§ **課題文**
◇ ◇ ◇
まず主張をして、そのあと理由を述べて、具体例の書き出しはコレで、結論はこんな始め方で……。こんな風に、判を押したように同じ形式の作文を、よく見かけます。

型にはめて書くのは楽ですし、パッと見た感じでは仕上がっているように見えるのですが、教わったテンプレートに当てはめることがゴールになってしまって、一つ一つの文には中身がないことも多いです。

たとえば、2文目は「なぜなら、~です。」という書き方を教わって、いつもその形に当てはめる、といったケースです。 そもそも理由は求められてない問題なのに「なぜなら…」と書いていたり、「なぜなら…」の後が全く理由になっていない内容を続けて書いていたりします。

手段と目的が入れ替わってしまっている典型的な例で、本人は無意識に型にはめて満足してしまい、条件の徹底や、中身の精査という大事な作業の優先度が下がっていると言えます。

ある程度書き慣れるまでは型にはめることは有効ですし、うまくはまれば早く書きあげることもできます。しかし、そんな機械的な作文で点が取れたのは公立中高一貫校が開設された初期だけで、いまは、内面を掘り下げて必死に捻り出したような自分自身の言葉による文章が求められているのです。

「なんだかいつも同じような書き方をしているな」と感じたら、本当にその型は必要なのか、ただ当てはめるだけになっていないか、注意してみるようにしてください。

さらに、サクッと20分以内で400字程度が書けるようになってくると、いよいよ深掘りのトレーニングも必要です。 そつなくミスなく書けたとしても、「なんだか浅いなぁ」と感じることが多いのであれば、掘り下げる方法がよくわかっていない可能性があります。

結論が決まったあとは、常に、「なぜ?」「なんのため?」「それをするとどうなる?」「それをしないとどうなる?」を考えるよう促してください。

ある男の子の作文の例です。 人間が管理する人工林の割合が増えており、自然豊かなところも、実は人の手が入っている疑似的な自然である、という文章の内容を受けて意見を出す作文で、「疑似的な自然を本当の自然だと思っている人が増えてしまうため、手つかずの森林も残してほしい」という方向性で書いていました。
◇ ◇ ◇
§ **学習課題**
(1) 作文指導についての文章によると、機械的な作文で点が取れたのはいつだけですか。
(2) 作文指導についての文章の最後の一文を受けて、その続きを書き継いでください。

レイアウト座標データ
◇ ◇ ◇
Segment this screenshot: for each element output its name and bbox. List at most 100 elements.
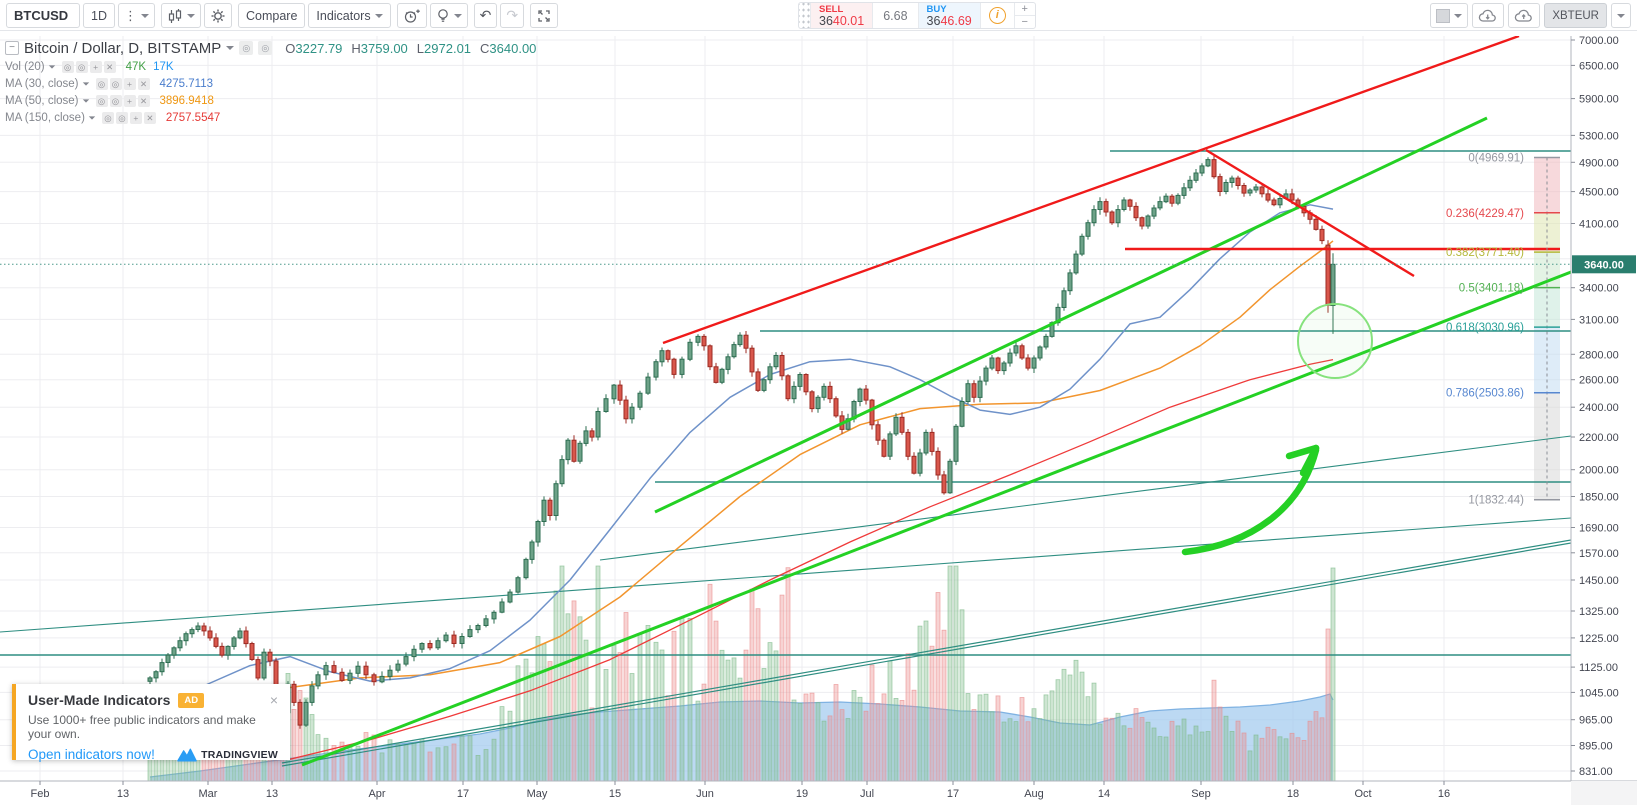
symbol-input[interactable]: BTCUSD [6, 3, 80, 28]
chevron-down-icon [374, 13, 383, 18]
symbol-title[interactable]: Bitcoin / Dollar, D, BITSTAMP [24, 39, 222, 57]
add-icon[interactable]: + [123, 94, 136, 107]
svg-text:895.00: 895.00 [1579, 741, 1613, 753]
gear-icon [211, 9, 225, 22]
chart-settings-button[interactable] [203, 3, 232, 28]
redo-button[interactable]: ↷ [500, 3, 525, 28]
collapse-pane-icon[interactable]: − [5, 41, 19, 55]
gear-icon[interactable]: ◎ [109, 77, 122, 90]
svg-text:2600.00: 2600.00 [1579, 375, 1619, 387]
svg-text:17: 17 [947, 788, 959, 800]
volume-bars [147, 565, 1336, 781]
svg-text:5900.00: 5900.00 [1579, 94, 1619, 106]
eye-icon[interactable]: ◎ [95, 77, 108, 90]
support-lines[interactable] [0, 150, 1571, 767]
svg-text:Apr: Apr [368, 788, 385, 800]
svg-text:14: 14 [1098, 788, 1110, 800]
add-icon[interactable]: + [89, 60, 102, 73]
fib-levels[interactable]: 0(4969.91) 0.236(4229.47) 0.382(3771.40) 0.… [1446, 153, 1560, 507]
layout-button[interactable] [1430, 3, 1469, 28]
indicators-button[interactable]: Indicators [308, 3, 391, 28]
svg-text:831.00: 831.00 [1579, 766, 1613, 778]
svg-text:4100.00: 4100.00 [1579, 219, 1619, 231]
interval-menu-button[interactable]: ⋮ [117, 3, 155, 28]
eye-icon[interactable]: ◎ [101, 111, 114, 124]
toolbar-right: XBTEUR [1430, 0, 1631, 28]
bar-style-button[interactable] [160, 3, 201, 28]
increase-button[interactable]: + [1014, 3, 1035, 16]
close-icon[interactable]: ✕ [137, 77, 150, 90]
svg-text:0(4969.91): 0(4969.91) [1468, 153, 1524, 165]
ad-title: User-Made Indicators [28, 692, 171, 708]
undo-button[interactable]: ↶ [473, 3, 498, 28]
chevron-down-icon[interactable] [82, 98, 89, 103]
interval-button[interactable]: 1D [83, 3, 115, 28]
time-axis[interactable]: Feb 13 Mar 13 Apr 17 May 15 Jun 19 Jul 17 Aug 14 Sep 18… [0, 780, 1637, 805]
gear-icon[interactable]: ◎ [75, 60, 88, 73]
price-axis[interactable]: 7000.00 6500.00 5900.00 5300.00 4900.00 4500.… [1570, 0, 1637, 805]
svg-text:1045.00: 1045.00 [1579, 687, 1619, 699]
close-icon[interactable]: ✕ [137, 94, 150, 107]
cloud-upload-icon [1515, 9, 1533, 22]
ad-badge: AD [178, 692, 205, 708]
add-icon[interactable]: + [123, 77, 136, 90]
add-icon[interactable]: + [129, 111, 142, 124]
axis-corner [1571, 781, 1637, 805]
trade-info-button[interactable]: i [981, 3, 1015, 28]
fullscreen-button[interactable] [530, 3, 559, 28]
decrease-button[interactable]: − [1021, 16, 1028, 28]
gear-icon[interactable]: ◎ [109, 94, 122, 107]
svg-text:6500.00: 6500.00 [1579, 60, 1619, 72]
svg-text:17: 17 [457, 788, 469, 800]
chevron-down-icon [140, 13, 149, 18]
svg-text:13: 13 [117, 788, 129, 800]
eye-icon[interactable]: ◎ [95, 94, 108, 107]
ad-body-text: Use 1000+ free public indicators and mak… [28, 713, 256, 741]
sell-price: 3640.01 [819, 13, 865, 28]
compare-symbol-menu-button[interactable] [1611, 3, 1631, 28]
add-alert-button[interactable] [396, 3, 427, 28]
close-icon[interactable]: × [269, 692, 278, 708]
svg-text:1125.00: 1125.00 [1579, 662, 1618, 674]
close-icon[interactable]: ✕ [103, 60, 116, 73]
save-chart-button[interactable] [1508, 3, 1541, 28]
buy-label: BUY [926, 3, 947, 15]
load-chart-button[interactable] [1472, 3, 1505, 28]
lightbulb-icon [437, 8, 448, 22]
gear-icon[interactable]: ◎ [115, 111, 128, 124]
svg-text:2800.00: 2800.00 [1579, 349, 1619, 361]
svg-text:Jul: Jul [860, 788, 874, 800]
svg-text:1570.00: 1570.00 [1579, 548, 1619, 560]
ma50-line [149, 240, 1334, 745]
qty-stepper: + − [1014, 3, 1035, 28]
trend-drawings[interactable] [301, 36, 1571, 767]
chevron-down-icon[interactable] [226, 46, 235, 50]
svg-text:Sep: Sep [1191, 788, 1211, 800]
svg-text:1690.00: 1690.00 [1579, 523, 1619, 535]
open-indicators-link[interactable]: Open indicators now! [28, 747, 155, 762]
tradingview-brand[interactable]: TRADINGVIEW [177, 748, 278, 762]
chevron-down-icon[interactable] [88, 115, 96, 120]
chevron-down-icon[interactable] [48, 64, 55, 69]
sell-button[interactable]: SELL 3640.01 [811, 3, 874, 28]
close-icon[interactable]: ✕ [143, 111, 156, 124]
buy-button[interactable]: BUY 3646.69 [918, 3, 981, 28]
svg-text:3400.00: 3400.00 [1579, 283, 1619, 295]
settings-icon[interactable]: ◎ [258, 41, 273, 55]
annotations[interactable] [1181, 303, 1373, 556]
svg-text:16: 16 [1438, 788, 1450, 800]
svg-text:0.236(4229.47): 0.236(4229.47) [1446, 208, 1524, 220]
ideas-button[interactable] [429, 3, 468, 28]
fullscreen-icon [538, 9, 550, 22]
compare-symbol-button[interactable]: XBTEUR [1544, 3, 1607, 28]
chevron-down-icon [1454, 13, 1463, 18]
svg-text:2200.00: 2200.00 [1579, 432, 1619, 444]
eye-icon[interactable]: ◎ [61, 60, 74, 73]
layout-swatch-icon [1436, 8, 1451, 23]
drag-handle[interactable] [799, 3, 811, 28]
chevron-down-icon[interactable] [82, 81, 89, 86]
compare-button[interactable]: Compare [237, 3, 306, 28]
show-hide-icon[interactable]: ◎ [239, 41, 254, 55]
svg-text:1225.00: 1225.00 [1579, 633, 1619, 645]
◇ ◇ ◇
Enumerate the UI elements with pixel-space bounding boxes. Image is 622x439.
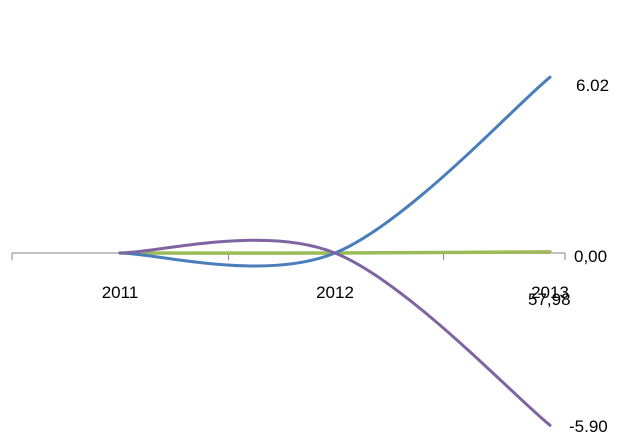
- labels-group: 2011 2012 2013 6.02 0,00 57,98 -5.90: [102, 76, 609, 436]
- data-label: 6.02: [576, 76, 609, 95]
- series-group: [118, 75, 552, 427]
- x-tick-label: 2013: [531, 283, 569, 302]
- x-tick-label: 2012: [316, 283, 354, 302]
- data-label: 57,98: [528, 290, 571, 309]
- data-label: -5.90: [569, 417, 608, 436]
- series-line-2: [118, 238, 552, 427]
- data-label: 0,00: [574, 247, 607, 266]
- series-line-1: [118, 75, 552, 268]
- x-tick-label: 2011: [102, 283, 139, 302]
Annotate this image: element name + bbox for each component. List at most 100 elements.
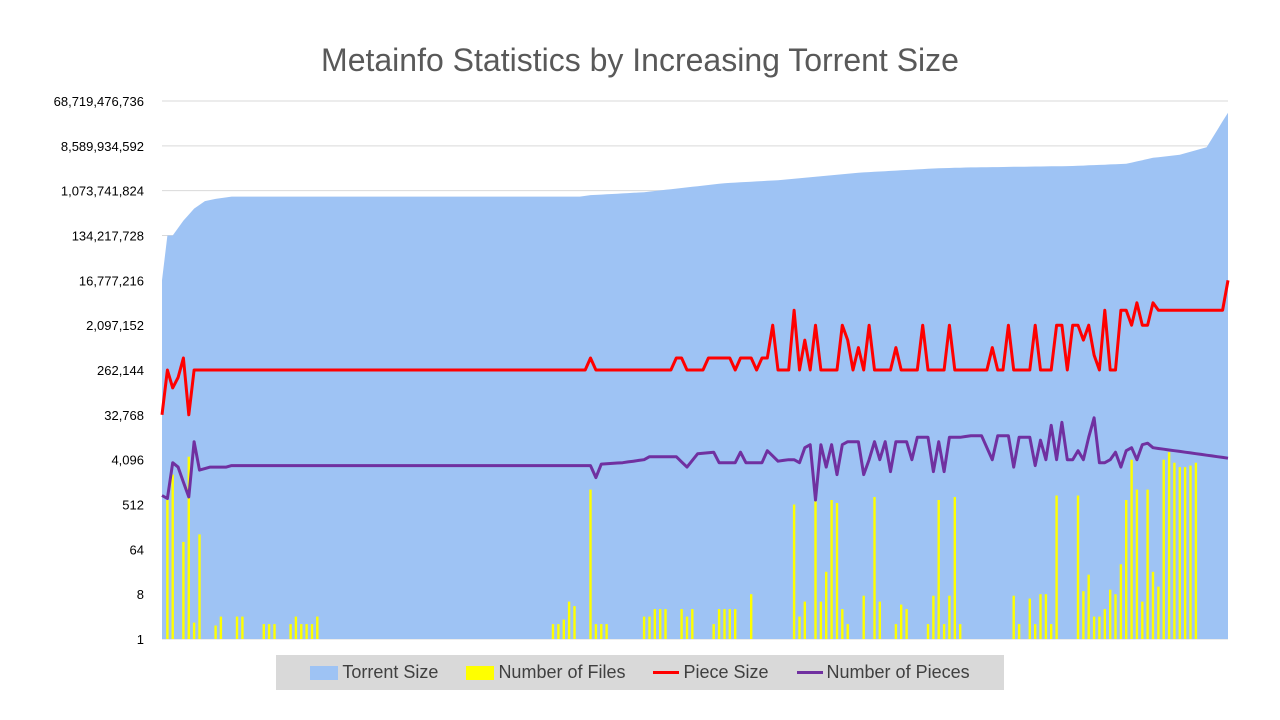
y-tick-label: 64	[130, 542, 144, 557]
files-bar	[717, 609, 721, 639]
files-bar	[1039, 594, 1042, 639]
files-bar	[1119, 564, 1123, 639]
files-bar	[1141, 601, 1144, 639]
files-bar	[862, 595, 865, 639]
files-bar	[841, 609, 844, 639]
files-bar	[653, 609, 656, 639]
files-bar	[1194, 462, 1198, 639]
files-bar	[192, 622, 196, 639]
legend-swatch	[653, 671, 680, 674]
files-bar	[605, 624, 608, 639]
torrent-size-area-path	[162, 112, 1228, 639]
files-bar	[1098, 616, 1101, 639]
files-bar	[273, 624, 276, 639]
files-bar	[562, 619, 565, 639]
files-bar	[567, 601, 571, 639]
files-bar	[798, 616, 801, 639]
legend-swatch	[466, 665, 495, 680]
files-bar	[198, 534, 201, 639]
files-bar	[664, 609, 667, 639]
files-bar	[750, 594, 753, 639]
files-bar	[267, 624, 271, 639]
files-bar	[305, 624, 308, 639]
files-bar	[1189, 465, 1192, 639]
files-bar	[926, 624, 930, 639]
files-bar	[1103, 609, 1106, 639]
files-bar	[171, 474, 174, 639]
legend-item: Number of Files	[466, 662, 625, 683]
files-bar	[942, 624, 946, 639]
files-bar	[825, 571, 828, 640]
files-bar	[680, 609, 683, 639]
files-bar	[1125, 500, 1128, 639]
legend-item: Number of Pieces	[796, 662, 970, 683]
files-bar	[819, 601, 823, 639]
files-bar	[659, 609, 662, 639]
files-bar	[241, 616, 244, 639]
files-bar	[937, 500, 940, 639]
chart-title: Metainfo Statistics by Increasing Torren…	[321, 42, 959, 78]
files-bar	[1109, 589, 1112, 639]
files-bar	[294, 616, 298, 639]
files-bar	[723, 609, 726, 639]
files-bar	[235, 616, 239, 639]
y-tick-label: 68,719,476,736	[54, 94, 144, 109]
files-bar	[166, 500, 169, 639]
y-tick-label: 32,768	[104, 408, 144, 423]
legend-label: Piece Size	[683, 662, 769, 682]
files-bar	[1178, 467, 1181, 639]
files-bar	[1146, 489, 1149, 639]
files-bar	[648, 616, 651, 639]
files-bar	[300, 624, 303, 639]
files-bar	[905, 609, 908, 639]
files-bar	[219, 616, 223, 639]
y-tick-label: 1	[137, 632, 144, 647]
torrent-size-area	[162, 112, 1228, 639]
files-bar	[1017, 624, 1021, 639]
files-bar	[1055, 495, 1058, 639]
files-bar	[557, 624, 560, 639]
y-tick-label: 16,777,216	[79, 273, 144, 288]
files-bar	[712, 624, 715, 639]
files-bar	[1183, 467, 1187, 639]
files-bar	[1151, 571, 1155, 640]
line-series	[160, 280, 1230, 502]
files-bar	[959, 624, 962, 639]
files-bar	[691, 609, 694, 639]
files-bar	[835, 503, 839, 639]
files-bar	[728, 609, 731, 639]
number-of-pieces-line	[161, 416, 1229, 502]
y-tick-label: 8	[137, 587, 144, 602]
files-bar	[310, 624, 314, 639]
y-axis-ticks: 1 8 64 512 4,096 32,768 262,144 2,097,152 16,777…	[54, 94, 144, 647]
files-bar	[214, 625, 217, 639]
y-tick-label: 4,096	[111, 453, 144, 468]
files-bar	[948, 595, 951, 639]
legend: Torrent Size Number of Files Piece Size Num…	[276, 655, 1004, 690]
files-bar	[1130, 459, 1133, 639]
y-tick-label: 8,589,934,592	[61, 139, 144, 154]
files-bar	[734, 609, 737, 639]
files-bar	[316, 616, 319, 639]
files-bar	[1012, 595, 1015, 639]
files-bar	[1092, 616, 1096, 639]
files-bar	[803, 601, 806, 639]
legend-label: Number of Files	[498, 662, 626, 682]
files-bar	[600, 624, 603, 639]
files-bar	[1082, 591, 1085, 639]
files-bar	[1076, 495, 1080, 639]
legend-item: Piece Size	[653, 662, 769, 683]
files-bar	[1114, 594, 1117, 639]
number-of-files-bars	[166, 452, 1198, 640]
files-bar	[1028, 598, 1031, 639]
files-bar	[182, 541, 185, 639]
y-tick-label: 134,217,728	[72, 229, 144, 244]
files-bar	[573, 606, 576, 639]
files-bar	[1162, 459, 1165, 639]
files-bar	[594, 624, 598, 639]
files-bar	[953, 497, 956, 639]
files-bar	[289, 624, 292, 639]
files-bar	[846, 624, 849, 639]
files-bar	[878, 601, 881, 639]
◇ ◇ ◇
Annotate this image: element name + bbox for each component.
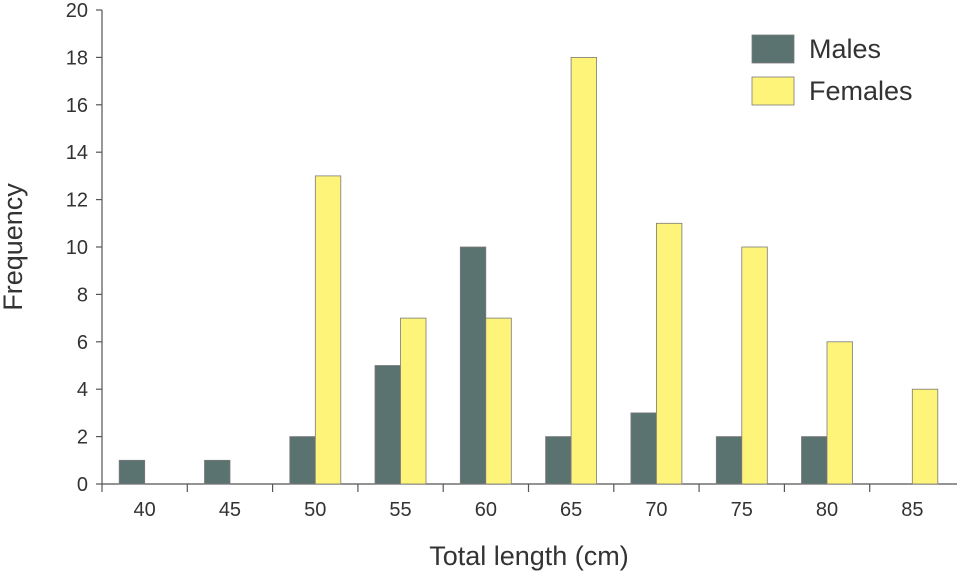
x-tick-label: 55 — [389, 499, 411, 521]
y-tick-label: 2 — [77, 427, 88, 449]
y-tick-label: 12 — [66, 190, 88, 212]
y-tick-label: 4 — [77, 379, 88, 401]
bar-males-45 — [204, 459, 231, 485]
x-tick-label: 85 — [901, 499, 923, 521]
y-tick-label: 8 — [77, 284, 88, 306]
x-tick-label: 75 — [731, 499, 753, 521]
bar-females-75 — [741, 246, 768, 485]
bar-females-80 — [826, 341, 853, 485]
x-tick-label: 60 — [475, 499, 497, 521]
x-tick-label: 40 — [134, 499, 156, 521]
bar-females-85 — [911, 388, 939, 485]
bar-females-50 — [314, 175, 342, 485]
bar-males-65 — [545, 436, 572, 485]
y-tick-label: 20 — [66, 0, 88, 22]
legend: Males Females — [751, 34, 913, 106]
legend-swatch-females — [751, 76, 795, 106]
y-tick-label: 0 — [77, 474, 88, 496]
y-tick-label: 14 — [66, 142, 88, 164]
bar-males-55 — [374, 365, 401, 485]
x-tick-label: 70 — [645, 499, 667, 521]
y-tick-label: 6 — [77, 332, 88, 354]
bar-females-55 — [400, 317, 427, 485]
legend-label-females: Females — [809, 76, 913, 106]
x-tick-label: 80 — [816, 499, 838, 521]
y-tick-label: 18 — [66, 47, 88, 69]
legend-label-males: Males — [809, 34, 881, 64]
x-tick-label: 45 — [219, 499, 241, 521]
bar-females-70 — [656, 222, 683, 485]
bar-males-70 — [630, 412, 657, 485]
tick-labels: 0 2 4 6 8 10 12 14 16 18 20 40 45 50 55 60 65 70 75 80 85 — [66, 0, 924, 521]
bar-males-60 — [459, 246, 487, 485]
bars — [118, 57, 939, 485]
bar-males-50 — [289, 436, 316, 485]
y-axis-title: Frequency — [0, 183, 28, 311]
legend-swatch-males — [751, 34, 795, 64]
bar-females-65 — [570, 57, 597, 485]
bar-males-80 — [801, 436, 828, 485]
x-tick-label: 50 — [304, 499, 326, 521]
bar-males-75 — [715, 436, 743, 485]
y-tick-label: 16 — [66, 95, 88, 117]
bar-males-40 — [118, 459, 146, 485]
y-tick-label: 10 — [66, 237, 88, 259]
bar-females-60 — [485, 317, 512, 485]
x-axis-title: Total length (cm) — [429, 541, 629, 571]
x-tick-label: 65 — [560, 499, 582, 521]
◇ ◇ ◇
§ **解答例**
(1) 公立中高一貫校が開設された初期だけです。

(2)
字数としては充分埋めていたのですが、なんだか浅く、印象に残らない作文でした。何度か聞き取りをしてみると、「なぜ、そうなると困るのか?」「なんのために残すのか?」「自然林を残すと、どんな未来になるのか?」「残さないとどんな未来になるのか?」を自問自答する前に書き始めてしまったことが分かりました。

これは、この子に限らず非常によくある話で、「こういう主張をしよう!」と決めてすぐに書き始めてしまって、「だからそれはどうして?」という根本的な疑問が読み手の中にモヤモヤと残ってしまうのです。 主張の根拠となる部分は、一度「なぜ」と考えただけでは掘り起こせません。理由の奥にまだ次の理由が埋もれていないか、何度も問い直すことで、やっと出題者が求めるレベルの根拠を作ることができます。

なぜ?なぜ?なぜ?……を、もう何も浮かばなくなるまで繰り返すことで、自分が本当に言いたかったことの輪郭もはっきりしてきます。 誰が読んでも感心するような内容が書ける子は、この「深堀り」を感覚的に理解しています。もしくは、日頃からそのような視点で物事を見ているため、作文にも説得力があります。

そつなく書ける段階の子は「早く仕上げる」ことの優先順位が上がっていないかどうか、チクチクと内容面の指摘をする必要があります(嫌がられますが……)。 でも、型に頼らず書ける力と、深掘りする力が付けば、ライバルの中でも際立つ作文にしていくことができます。

【タイプ③】作文は得意分野!

最後に、すでに作文を得点源に出来ている子の場合です。

公立中高一貫校は総合得点で判断とはいいながらも、理系の方が配点が高かったり問題数が多かったり、理系問題の難易度が高くそこで差を付けたりと、どうしても理系が強い子の方が優遇されます。

しかしながら、例年、複合分野はいたって平均点(か、ちょっと低いくらい)でも、作文でほぼ満点を叩き出し、そのリードを守って総合得点で合格ラインをクリアして受かる子も結構います。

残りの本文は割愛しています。